Look through the material below for "chart". Copy every line that contains it.

__________

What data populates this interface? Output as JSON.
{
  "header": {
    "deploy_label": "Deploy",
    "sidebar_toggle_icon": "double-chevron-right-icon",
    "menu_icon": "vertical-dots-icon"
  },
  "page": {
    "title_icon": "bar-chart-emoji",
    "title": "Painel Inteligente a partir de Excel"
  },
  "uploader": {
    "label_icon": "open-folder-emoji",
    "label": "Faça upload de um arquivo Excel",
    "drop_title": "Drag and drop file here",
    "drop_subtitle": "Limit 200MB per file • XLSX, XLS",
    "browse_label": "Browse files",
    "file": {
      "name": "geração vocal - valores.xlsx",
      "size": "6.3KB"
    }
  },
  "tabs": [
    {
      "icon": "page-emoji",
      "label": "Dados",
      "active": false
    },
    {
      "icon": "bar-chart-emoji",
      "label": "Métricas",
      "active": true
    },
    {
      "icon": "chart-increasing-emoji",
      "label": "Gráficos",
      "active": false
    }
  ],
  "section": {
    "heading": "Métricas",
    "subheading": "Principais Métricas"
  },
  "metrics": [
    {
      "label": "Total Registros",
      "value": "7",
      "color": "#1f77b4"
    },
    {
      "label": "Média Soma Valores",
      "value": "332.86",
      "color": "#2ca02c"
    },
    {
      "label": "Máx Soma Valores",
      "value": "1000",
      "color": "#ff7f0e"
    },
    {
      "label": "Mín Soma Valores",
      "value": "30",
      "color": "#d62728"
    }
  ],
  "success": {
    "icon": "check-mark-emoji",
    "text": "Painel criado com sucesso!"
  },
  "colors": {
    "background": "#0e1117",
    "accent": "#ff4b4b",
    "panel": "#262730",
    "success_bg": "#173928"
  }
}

__________

## FINISHED EXERCISE
    "title_icon": "bar-chart-emoji",
      "icon": "bar-chart-emoji",
      "icon": "chart-increasing-emoji",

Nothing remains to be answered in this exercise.